[Rows from a figure dataset]
-- start --

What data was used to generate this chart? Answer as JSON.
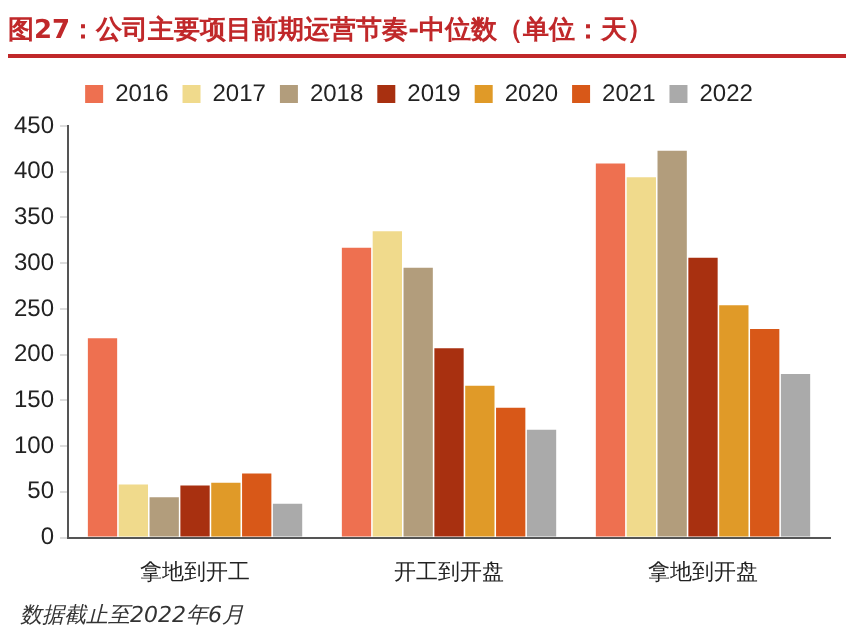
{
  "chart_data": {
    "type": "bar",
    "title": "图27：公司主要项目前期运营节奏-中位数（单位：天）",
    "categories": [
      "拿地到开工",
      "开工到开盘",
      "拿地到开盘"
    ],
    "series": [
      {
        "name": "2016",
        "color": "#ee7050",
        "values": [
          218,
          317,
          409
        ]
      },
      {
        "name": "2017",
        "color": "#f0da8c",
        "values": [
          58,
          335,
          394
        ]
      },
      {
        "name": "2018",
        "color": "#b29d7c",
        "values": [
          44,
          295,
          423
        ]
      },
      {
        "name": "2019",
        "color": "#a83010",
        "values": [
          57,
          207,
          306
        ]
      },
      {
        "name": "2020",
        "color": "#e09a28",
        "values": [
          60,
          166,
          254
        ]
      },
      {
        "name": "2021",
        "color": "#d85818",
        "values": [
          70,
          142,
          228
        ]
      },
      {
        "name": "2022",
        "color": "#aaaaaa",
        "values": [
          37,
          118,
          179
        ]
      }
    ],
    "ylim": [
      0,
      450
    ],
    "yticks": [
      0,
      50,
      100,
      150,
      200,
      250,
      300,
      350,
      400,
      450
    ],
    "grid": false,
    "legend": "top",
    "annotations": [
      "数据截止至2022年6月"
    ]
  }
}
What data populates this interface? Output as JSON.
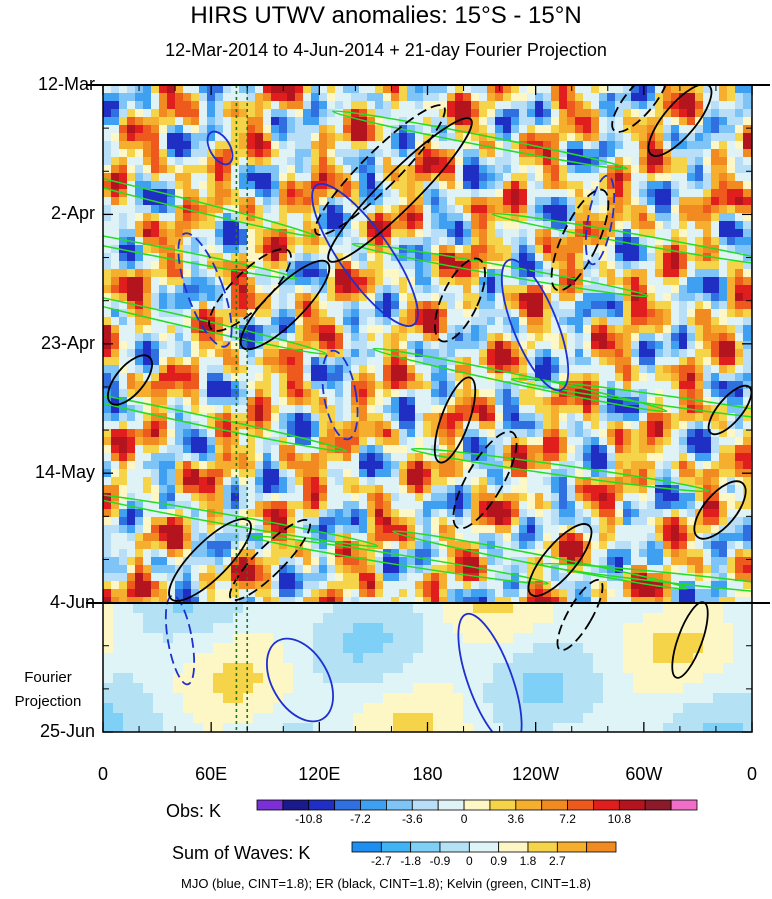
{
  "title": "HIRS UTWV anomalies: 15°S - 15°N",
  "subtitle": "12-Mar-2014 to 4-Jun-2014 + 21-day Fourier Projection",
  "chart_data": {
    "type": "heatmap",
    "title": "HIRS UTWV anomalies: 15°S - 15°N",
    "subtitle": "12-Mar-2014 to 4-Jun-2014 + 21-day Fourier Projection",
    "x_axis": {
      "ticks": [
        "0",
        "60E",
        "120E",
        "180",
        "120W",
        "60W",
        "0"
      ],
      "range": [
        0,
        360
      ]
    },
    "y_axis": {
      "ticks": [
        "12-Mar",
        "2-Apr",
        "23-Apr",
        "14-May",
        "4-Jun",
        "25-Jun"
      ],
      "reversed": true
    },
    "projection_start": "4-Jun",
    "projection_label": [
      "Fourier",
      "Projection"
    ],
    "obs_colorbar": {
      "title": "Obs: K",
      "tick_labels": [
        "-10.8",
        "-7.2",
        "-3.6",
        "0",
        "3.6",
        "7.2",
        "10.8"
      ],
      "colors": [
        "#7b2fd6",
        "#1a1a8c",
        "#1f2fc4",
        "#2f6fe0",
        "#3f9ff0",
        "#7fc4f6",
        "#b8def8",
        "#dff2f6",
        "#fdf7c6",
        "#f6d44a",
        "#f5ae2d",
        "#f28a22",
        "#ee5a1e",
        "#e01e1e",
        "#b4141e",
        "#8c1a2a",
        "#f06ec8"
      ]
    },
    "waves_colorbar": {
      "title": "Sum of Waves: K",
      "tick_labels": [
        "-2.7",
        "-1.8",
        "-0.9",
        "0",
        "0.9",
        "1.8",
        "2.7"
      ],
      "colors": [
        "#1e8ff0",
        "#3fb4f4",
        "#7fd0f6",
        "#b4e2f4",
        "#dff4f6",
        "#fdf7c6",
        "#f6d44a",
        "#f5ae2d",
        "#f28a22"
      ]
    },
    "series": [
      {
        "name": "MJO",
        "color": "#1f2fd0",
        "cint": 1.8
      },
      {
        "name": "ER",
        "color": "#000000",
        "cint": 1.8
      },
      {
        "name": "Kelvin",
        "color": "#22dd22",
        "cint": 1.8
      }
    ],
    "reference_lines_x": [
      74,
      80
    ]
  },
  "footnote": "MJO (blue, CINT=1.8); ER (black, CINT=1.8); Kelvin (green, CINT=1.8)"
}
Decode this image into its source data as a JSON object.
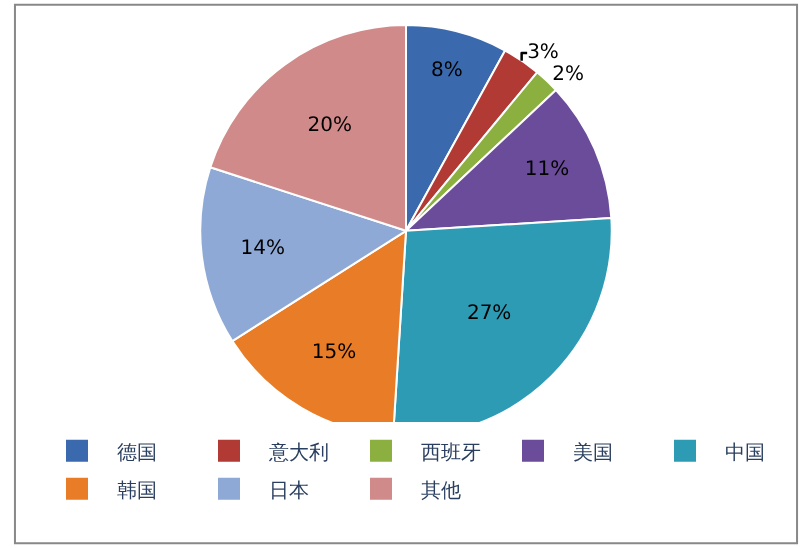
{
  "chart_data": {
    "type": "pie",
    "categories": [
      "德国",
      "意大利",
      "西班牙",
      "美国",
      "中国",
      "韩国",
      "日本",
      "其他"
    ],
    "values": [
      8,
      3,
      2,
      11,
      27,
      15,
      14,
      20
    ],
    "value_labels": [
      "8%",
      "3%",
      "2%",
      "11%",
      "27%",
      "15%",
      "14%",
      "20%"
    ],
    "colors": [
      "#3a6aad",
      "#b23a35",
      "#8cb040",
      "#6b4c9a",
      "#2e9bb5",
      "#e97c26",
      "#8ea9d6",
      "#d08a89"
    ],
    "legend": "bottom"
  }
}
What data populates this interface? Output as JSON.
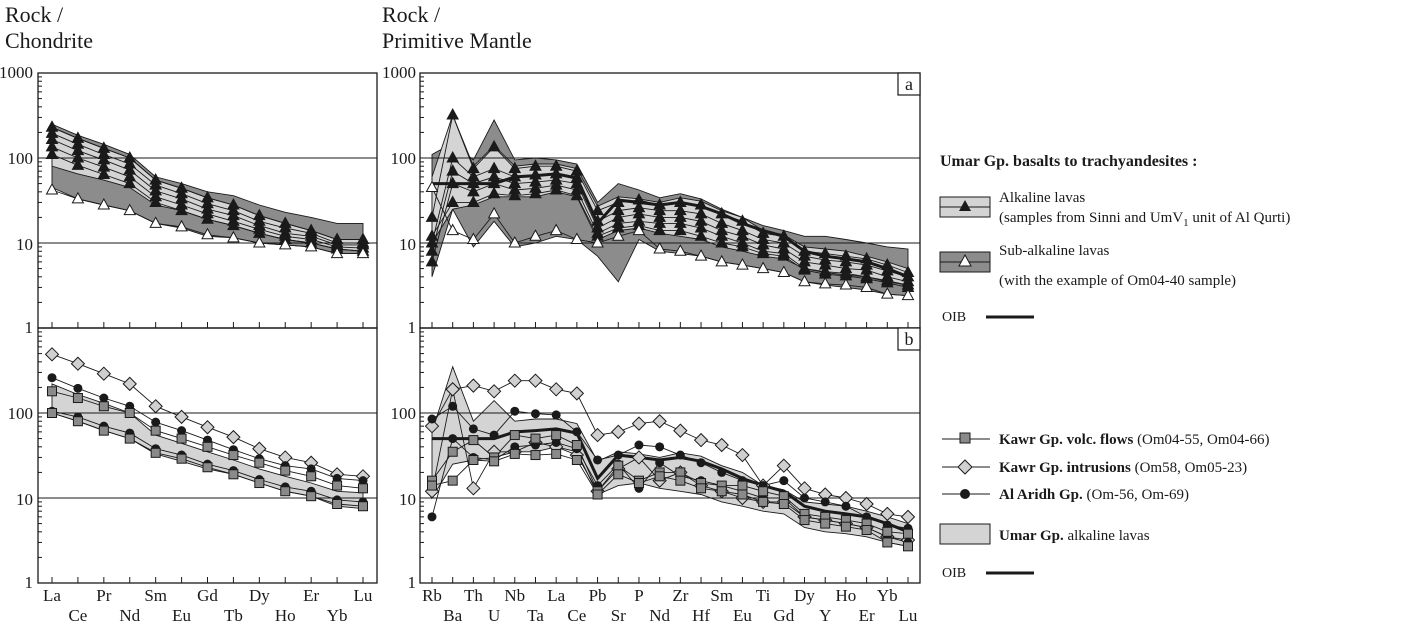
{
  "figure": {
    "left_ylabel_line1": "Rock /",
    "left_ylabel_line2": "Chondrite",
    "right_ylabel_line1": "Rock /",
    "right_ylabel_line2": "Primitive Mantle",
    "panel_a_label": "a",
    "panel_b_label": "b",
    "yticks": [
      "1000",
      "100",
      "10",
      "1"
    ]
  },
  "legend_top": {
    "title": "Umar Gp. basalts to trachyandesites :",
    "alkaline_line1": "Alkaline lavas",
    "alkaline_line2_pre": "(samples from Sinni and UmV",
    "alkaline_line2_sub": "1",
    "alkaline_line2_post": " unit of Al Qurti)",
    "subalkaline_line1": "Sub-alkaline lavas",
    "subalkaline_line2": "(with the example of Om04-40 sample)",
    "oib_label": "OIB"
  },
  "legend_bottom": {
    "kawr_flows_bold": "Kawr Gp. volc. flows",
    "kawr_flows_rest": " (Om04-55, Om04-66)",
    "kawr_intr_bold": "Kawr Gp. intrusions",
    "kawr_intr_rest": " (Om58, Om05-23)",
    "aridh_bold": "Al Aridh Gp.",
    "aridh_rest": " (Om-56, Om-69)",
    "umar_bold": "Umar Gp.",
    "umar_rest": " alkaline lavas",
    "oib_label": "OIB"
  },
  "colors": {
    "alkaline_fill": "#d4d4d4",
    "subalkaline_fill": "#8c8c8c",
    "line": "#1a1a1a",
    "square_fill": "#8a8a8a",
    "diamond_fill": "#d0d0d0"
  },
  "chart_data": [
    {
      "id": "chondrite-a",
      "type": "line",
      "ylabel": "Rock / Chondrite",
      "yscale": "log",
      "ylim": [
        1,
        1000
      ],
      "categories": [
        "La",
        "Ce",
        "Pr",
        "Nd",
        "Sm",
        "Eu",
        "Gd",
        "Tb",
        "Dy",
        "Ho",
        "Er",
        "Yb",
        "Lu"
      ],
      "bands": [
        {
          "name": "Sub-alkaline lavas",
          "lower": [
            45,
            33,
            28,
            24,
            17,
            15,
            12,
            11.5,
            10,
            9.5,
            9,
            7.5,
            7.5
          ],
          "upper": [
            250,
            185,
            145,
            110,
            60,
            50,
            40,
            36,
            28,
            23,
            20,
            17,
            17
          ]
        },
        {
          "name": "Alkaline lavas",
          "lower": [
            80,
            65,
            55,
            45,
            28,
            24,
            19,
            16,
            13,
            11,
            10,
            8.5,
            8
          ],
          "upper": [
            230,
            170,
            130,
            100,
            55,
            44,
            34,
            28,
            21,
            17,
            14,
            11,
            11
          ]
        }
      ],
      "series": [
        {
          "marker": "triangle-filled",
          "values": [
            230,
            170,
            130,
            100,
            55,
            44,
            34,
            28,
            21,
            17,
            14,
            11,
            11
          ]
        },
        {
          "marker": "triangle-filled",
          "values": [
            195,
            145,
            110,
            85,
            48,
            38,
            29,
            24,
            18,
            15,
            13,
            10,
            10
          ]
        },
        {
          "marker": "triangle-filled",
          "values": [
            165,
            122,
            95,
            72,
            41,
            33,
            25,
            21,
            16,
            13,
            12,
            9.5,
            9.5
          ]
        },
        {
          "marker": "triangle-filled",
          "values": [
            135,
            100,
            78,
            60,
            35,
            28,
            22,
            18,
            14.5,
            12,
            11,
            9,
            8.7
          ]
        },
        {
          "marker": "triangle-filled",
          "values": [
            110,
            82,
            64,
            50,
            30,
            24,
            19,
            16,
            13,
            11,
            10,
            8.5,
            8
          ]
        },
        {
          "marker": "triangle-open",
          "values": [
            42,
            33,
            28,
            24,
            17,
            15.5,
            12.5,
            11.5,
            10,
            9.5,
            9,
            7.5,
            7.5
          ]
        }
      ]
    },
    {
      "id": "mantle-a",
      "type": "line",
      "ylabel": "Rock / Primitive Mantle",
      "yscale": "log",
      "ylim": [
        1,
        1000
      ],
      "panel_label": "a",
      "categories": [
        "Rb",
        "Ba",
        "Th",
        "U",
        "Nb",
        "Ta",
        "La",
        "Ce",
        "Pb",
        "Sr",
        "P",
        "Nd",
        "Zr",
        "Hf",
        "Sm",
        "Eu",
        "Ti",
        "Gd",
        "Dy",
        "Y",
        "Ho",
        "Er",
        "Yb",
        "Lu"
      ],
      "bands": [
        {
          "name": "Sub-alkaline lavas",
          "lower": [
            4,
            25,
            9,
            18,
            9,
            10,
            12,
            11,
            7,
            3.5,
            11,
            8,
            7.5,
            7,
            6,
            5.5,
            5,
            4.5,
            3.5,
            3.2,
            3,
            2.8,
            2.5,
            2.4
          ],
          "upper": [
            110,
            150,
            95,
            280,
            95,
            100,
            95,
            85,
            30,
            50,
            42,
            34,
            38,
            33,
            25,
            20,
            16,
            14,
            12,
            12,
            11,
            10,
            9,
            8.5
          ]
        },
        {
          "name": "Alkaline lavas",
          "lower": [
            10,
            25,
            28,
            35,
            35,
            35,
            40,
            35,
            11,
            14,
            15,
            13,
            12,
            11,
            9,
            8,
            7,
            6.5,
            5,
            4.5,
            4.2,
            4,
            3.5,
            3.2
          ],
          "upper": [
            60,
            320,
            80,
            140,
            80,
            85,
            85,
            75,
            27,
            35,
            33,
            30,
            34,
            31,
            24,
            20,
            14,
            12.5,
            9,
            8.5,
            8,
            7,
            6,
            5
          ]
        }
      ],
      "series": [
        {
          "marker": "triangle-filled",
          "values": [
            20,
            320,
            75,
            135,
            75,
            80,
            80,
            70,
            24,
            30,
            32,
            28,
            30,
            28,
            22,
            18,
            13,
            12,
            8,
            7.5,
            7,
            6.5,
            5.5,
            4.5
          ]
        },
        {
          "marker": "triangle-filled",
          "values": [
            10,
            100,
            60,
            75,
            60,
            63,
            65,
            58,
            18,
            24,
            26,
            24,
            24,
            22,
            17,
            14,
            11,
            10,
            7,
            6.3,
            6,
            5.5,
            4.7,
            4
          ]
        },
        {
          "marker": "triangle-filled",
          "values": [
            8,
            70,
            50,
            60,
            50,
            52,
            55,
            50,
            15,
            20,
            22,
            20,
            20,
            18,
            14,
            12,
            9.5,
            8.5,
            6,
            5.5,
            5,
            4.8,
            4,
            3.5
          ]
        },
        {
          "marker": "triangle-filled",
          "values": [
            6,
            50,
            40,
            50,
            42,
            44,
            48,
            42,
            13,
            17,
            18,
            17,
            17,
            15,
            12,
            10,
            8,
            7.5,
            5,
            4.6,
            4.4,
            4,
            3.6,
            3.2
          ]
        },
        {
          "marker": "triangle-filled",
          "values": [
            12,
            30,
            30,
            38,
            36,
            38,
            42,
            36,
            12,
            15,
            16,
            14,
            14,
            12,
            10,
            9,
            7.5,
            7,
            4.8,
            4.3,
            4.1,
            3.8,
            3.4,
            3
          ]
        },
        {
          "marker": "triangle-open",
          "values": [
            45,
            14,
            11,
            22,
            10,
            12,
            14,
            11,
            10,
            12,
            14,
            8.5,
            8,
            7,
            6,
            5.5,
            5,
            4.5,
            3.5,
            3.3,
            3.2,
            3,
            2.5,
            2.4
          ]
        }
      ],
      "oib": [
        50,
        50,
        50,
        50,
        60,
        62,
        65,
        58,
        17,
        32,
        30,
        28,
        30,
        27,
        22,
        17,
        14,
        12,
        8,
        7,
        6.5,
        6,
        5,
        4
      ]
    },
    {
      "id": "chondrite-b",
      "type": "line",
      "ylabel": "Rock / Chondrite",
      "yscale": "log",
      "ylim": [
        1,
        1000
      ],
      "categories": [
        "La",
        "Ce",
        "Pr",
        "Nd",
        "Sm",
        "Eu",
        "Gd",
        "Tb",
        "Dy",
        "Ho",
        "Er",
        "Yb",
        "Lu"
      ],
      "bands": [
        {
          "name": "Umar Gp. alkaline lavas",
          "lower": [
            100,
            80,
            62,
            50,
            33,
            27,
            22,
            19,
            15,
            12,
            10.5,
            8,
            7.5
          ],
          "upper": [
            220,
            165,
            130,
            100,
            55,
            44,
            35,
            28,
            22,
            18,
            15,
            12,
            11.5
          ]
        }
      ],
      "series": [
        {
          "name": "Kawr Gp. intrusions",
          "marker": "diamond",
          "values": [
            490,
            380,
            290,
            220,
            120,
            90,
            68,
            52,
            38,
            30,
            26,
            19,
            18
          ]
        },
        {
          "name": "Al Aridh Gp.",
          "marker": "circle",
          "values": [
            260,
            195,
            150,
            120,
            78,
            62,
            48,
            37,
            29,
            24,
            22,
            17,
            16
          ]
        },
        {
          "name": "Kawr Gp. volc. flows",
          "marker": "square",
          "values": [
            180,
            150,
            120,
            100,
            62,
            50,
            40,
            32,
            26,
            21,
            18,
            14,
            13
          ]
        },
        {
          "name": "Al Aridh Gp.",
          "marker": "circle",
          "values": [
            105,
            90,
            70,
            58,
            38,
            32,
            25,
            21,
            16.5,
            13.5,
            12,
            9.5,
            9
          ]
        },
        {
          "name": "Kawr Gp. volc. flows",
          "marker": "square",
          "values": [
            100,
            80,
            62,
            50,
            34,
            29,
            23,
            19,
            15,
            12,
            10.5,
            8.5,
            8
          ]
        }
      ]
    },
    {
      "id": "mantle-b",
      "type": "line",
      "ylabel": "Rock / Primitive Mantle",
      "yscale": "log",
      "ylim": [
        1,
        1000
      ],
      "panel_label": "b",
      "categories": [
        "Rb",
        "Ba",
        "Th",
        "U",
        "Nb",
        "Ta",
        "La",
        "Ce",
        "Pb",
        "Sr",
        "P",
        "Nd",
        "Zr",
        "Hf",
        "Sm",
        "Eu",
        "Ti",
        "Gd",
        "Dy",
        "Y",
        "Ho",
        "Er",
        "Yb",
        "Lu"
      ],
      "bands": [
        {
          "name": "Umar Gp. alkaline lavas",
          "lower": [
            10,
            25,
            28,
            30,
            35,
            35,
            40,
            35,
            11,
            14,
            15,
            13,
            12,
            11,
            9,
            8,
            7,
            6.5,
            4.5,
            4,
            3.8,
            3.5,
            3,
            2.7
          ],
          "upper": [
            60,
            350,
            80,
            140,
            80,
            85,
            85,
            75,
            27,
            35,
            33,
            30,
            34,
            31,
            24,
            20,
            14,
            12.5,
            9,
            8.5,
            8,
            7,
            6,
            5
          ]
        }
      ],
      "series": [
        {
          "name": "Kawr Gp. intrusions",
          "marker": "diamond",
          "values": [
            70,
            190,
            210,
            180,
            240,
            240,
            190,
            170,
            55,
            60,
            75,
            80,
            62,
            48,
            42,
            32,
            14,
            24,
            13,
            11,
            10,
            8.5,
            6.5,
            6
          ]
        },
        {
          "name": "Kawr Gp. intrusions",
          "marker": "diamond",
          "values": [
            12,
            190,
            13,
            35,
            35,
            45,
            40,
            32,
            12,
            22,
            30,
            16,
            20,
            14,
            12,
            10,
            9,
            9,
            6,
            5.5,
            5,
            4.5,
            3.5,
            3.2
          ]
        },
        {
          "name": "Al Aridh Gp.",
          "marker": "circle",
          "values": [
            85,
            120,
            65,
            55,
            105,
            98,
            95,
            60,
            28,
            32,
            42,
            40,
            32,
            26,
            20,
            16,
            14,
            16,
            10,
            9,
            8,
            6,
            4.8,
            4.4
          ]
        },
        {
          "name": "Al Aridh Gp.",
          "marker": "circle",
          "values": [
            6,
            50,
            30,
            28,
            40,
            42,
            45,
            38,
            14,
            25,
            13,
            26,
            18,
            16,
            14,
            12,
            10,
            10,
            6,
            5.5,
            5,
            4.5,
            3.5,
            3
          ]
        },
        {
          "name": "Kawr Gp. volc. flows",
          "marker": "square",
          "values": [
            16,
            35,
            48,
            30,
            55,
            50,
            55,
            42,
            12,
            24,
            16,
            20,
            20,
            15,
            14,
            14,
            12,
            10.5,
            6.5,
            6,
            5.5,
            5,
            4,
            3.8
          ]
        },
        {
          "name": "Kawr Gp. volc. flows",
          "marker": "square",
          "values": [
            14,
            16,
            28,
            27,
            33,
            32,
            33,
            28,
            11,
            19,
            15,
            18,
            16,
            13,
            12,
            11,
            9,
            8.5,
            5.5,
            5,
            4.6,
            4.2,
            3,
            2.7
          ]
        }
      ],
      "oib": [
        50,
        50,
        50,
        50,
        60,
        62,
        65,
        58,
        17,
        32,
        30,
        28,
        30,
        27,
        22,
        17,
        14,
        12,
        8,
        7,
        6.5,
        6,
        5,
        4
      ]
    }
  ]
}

-- end --

_GIVEN TASK:_
Find every line of the data that holds the string "subtitle", then say how many there are and nothing else.

_EXERCISE OUTPUT:_
2